• [Instruction]:
Quote, verbatim, all material below, without pictures.

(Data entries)
###

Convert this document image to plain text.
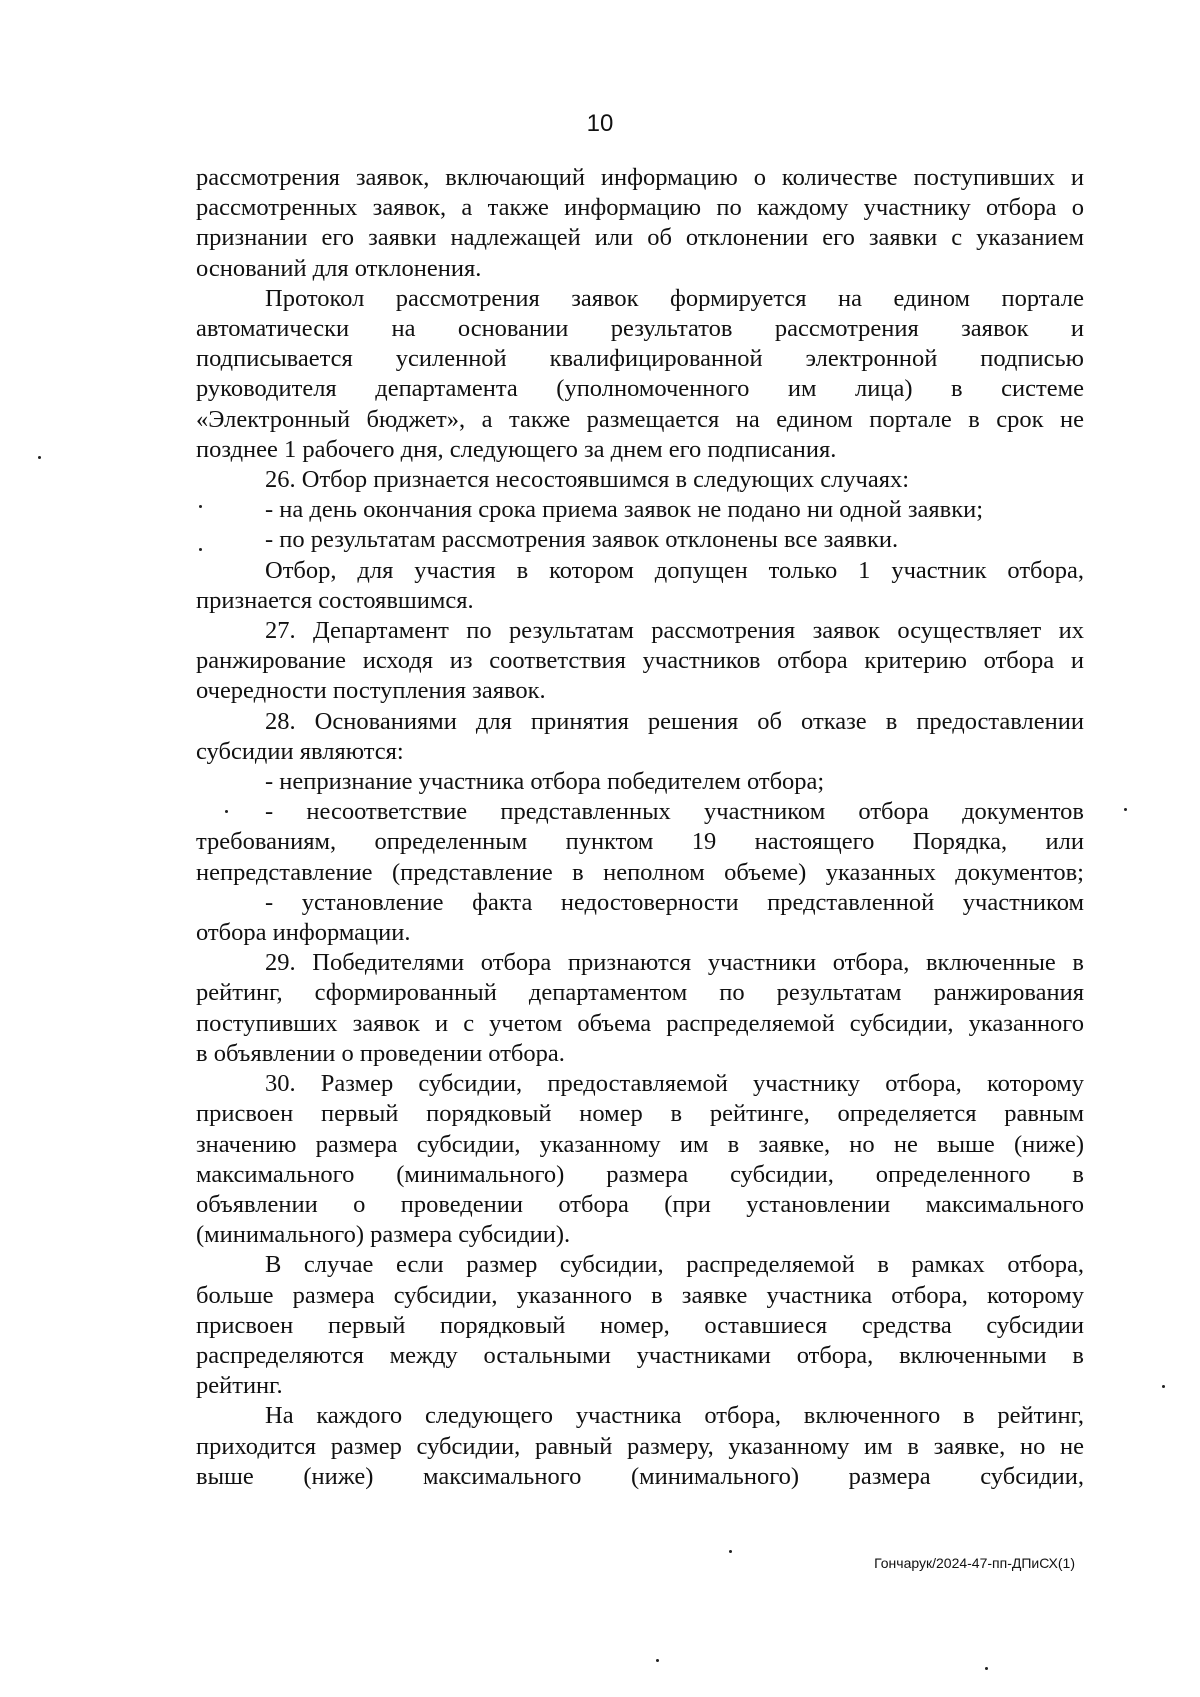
10
рассмотрения заявок, включающий информацию о количестве поступивших и
рассмотренных заявок, а также информацию по каждому участнику отбора о
признании его заявки надлежащей или об отклонении его заявки с указанием
оснований для отклонения.
Протокол рассмотрения заявок формируется на едином портале
автоматически на основании результатов рассмотрения заявок и
подписывается усиленной квалифицированной электронной подписью
руководителя департамента (уполномоченного им лица) в системе
«Электронный бюджет», а также размещается на едином портале в срок не
позднее 1 рабочего дня, следующего за днем его подписания.
26. Отбор признается несостоявшимся в следующих случаях:
- на день окончания срока приема заявок не подано ни одной заявки;
- по результатам рассмотрения заявок отклонены все заявки.
Отбор, для участия в котором допущен только 1 участник отбора,
признается состоявшимся.
27. Департамент по результатам рассмотрения заявок осуществляет их
ранжирование исходя из соответствия участников отбора критерию отбора и
очередности поступления заявок.
28. Основаниями для принятия решения об отказе в предоставлении
субсидии являются:
- непризнание участника отбора победителем отбора;
- несоответствие представленных участником отбора документов
требованиям, определенным пунктом 19 настоящего Порядка, или
непредставление (представление в неполном объеме) указанных документов;
- установление факта недостоверности представленной участником
отбора информации.
29. Победителями отбора признаются участники отбора, включенные в
рейтинг, сформированный департаментом по результатам ранжирования
поступивших заявок и с учетом объема распределяемой субсидии, указанного
в объявлении о проведении отбора.
30. Размер субсидии, предоставляемой участнику отбора, которому
присвоен первый порядковый номер в рейтинге, определяется равным
значению размера субсидии, указанному им в заявке, но не выше (ниже)
максимального (минимального) размера субсидии, определенного в
объявлении о проведении отбора (при установлении максимального
(минимального) размера субсидии).
В случае если размер субсидии, распределяемой в рамках отбора,
больше размера субсидии, указанного в заявке участника отбора, которому
присвоен первый порядковый номер, оставшиеся средства субсидии
распределяются между остальными участниками отбора, включенными в
рейтинг.
На каждого следующего участника отбора, включенного в рейтинг,
приходится размер субсидии, равный размеру, указанному им в заявке, но не
выше (ниже) максимального (минимального) размера субсидии,
Гончарук/2024-47-пп-ДПиСХ(1)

###

• [Reply to the task]:
Convert this document image to plain text.
10
рассмотрения заявок, включающий информацию о количестве поступивших и
рассмотренных заявок, а также информацию по каждому участнику отбора о
признании его заявки надлежащей или об отклонении его заявки с указанием
оснований для отклонения.
Протокол рассмотрения заявок формируется на едином портале
автоматически на основании результатов рассмотрения заявок и
подписывается усиленной квалифицированной электронной подписью
руководителя департамента (уполномоченного им лица) в системе
«Электронный бюджет», а также размещается на едином портале в срок не
позднее 1 рабочего дня, следующего за днем его подписания.
26. Отбор признается несостоявшимся в следующих случаях:
- на день окончания срока приема заявок не подано ни одной заявки;
- по результатам рассмотрения заявок отклонены все заявки.
Отбор, для участия в котором допущен только 1 участник отбора,
признается состоявшимся.
27. Департамент по результатам рассмотрения заявок осуществляет их
ранжирование исходя из соответствия участников отбора критерию отбора и
очередности поступления заявок.
28. Основаниями для принятия решения об отказе в предоставлении
субсидии являются:
- непризнание участника отбора победителем отбора;
- несоответствие представленных участником отбора документов
требованиям, определенным пунктом 19 настоящего Порядка, или
непредставление (представление в неполном объеме) указанных документов;
- установление факта недостоверности представленной участником
отбора информации.
29. Победителями отбора признаются участники отбора, включенные в
рейтинг, сформированный департаментом по результатам ранжирования
поступивших заявок и с учетом объема распределяемой субсидии, указанного
в объявлении о проведении отбора.
30. Размер субсидии, предоставляемой участнику отбора, которому
присвоен первый порядковый номер в рейтинге, определяется равным
значению размера субсидии, указанному им в заявке, но не выше (ниже)
максимального (минимального) размера субсидии, определенного в
объявлении о проведении отбора (при установлении максимального
(минимального) размера субсидии).
В случае если размер субсидии, распределяемой в рамках отбора,
больше размера субсидии, указанного в заявке участника отбора, которому
присвоен первый порядковый номер, оставшиеся средства субсидии
распределяются между остальными участниками отбора, включенными в
рейтинг.
На каждого следующего участника отбора, включенного в рейтинг,
приходится размер субсидии, равный размеру, указанному им в заявке, но не
выше (ниже) максимального (минимального) размера субсидии,
Гончарук/2024-47-пп-ДПиСХ(1)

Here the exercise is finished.